[Dataset records]
════════

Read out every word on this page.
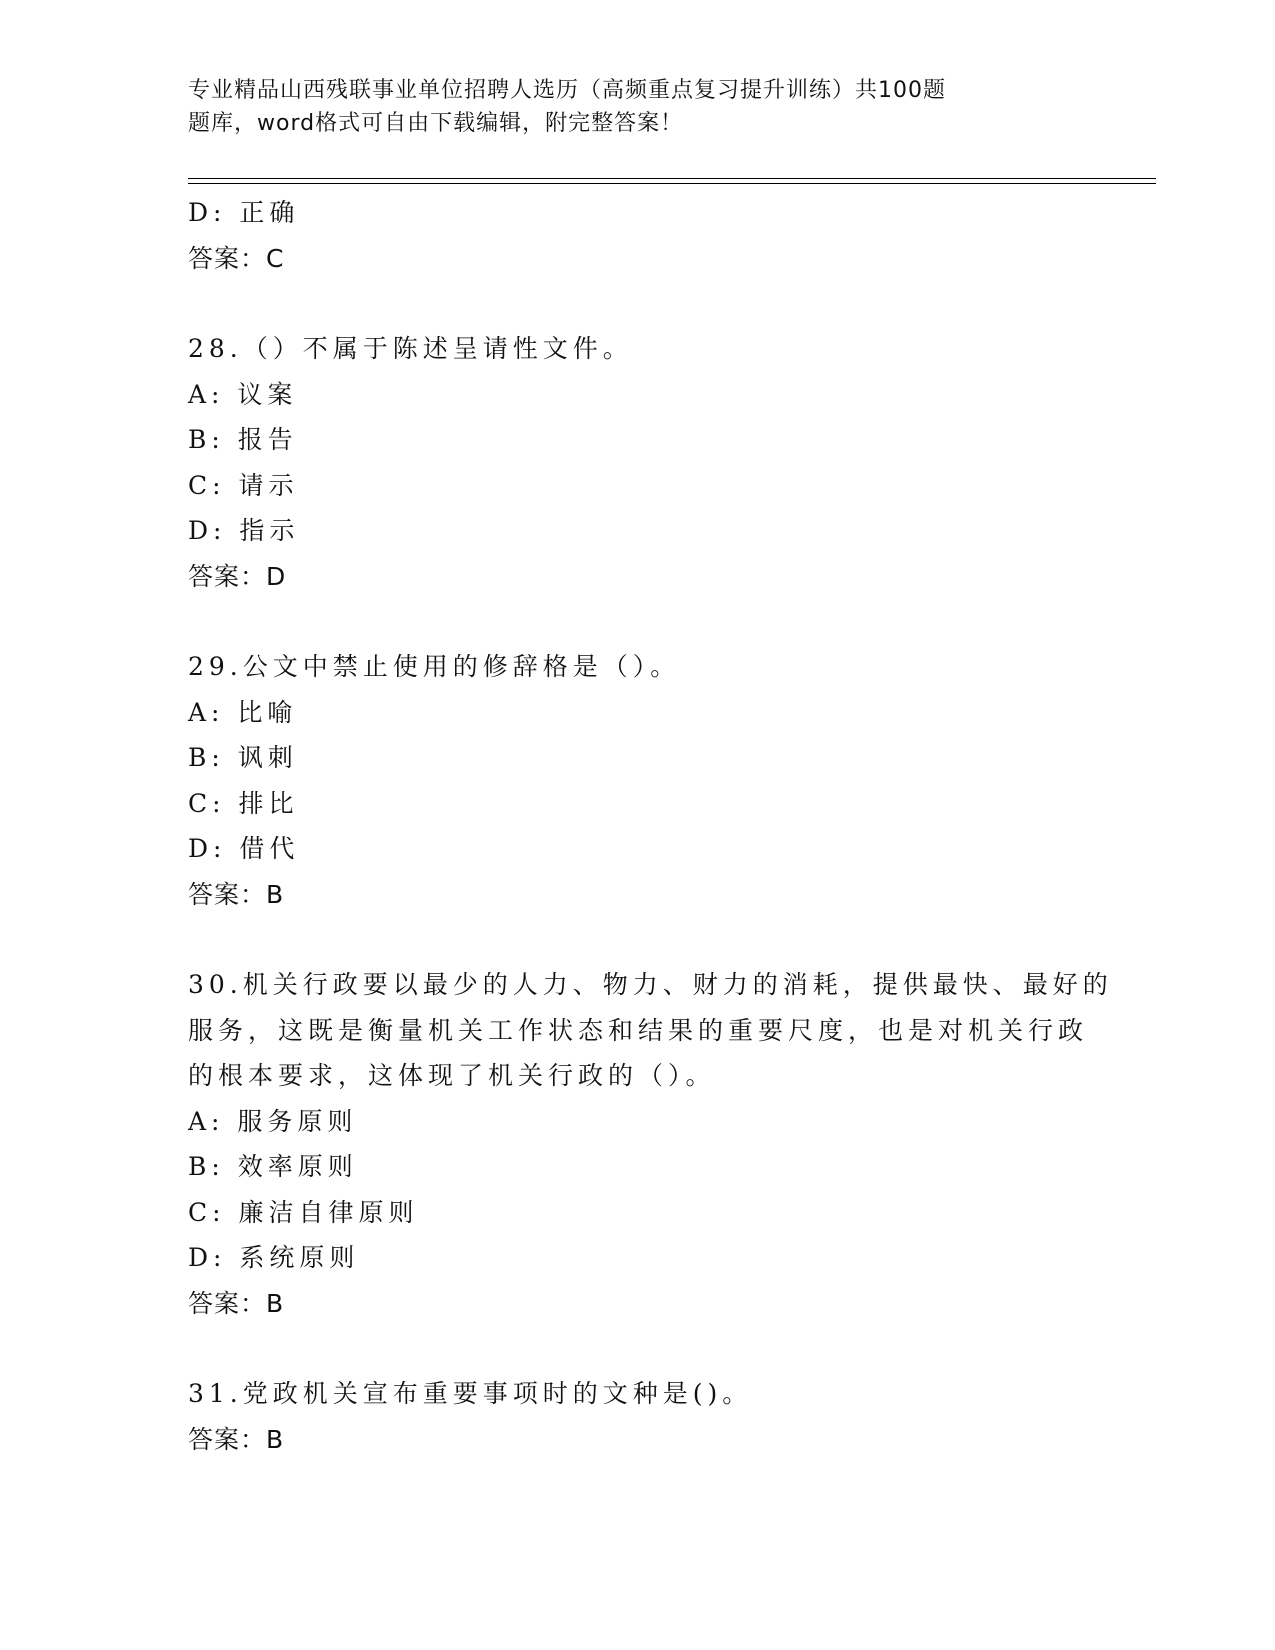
专业精品山西残联事业单位招聘人选历（高频重点复习提升训练）共100题
题库，word格式可自由下载编辑，附完整答案！
D: 正确
答案：C
28.（）不属于陈述呈请性文件。
A: 议案
B: 报告
C: 请示
D: 指示
答案：D
29.公文中禁止使用的修辞格是（）。
A: 比喻
B: 讽刺
C: 排比
D: 借代
答案：B
30.机关行政要以最少的人力、物力、财力的消耗，提供最快、最好的
服务，这既是衡量机关工作状态和结果的重要尺度，也是对机关行政
的根本要求，这体现了机关行政的（）。
A: 服务原则
B: 效率原则
C: 廉洁自律原则
D: 系统原则
答案：B
31.党政机关宣布重要事项时的文种是()。
答案：B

════════

◆ WORK REQUIRED ◆
Set down the records in full and exactly. Do not carry over any image.

◆ RESPONSE TO THE EXERCISE ◆
Read out every word on this page.
专业精品山西残联事业单位招聘人选历（高频重点复习提升训练）共100题
题库，word格式可自由下载编辑，附完整答案！
D: 正确
答案：C
28.（）不属于陈述呈请性文件。
A: 议案
B: 报告
C: 请示
D: 指示
答案：D
29.公文中禁止使用的修辞格是（）。
A: 比喻
B: 讽刺
C: 排比
D: 借代
答案：B
30.机关行政要以最少的人力、物力、财力的消耗，提供最快、最好的
服务，这既是衡量机关工作状态和结果的重要尺度，也是对机关行政
的根本要求，这体现了机关行政的（）。
A: 服务原则
B: 效率原则
C: 廉洁自律原则
D: 系统原则
答案：B
31.党政机关宣布重要事项时的文种是()。
答案：B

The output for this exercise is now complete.